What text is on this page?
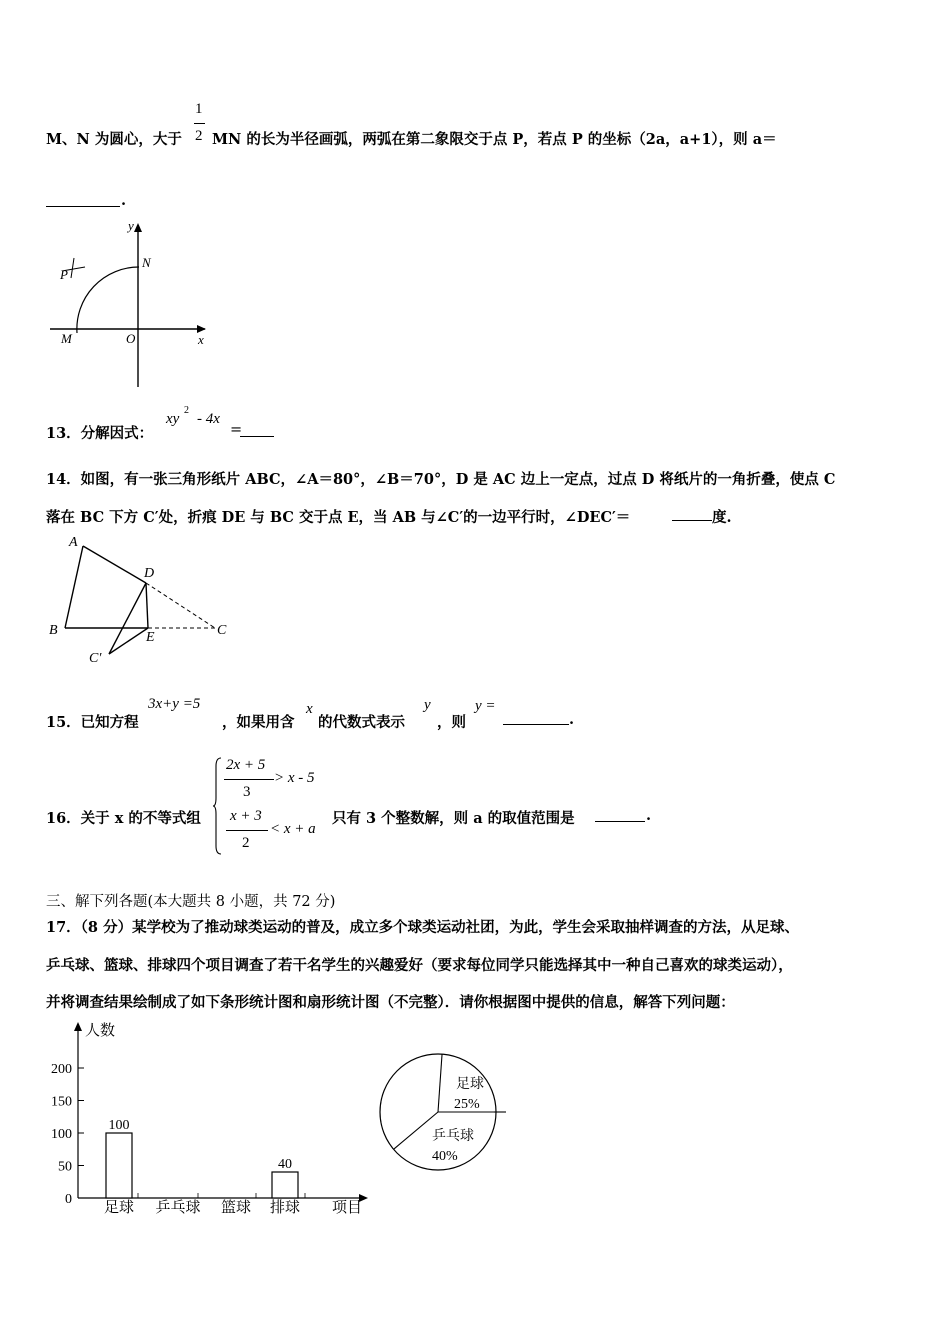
M、N 为圆心，大于
1
2 MN 的长为半径画弧，两弧在第二象限交于点 P，若点 P 的坐标（2a，a+1），则 a＝
.
y
x
N
P
M	O
13．分解因式：
xy
2
- 4x
=
14．如图，有一张三角形纸片 ABC，∠A＝80°，∠B＝70°，D 是 AC 边上一定点，过点 D 将纸片的一角折叠，使点 C
落在 BC 下方 C′处，折痕 DE 与 BC 交于点 E，当 AB 与∠C′的一边平行时，∠DEC′＝	度.
A
B	C
D
E
C′
15．已知方程
3x+y =5
，如果用含
x
的代数式表示
y
，则
y =
.
16．关于 x 的不等式组
2x + 5
3
> x - 5
x + 3
2
< x + a
只有 3 个整数解，则 a 的取值范围是	.
三、解下列各题(本大题共 8 小题，共 72 分)
17．（8 分）某学校为了推动球类运动的普及，成立多个球类运动社团，为此，学生会采取抽样调查的方法，从足球、
乒乓球、篮球、排球四个项目调查了若干名学生的兴趣爱好（要求每位同学只能选择其中一种自己喜欢的球类运动），
并将调查结果绘制成了如下条形统计图和扇形统计图（不完整）．请你根据图中提供的信息，解答下列问题：
人数
项目
0
50
100
150
200
100
40
足球 乒乓球 篮球 排球
足球
25%
乒乓球
40%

####################

=== Your goal ===
Set down all the data again exactly as above, pictures excluded.

=== Response to the exercise ===
What text is on this page?
M、N 为圆心，大于
1
2 MN 的长为半径画弧，两弧在第二象限交于点 P，若点 P 的坐标（2a，a+1），则 a＝
.
y
x
N
P
M	O
13．分解因式：
xy
2
- 4x
=
14．如图，有一张三角形纸片 ABC，∠A＝80°，∠B＝70°，D 是 AC 边上一定点，过点 D 将纸片的一角折叠，使点 C
落在 BC 下方 C′处，折痕 DE 与 BC 交于点 E，当 AB 与∠C′的一边平行时，∠DEC′＝	度.
A
B	C
D
E
C′
15．已知方程
3x+y =5
，如果用含
x
的代数式表示
y
，则
y =
.
16．关于 x 的不等式组
2x + 5
3
> x - 5
x + 3
2
< x + a
只有 3 个整数解，则 a 的取值范围是	.
三、解下列各题(本大题共 8 小题，共 72 分)
17．（8 分）某学校为了推动球类运动的普及，成立多个球类运动社团，为此，学生会采取抽样调查的方法，从足球、
乒乓球、篮球、排球四个项目调查了若干名学生的兴趣爱好（要求每位同学只能选择其中一种自己喜欢的球类运动），
并将调查结果绘制成了如下条形统计图和扇形统计图（不完整）．请你根据图中提供的信息，解答下列问题：
人数
项目
0
50
100
150
200
100
40
足球 乒乓球 篮球 排球
足球
25%
乒乓球
40%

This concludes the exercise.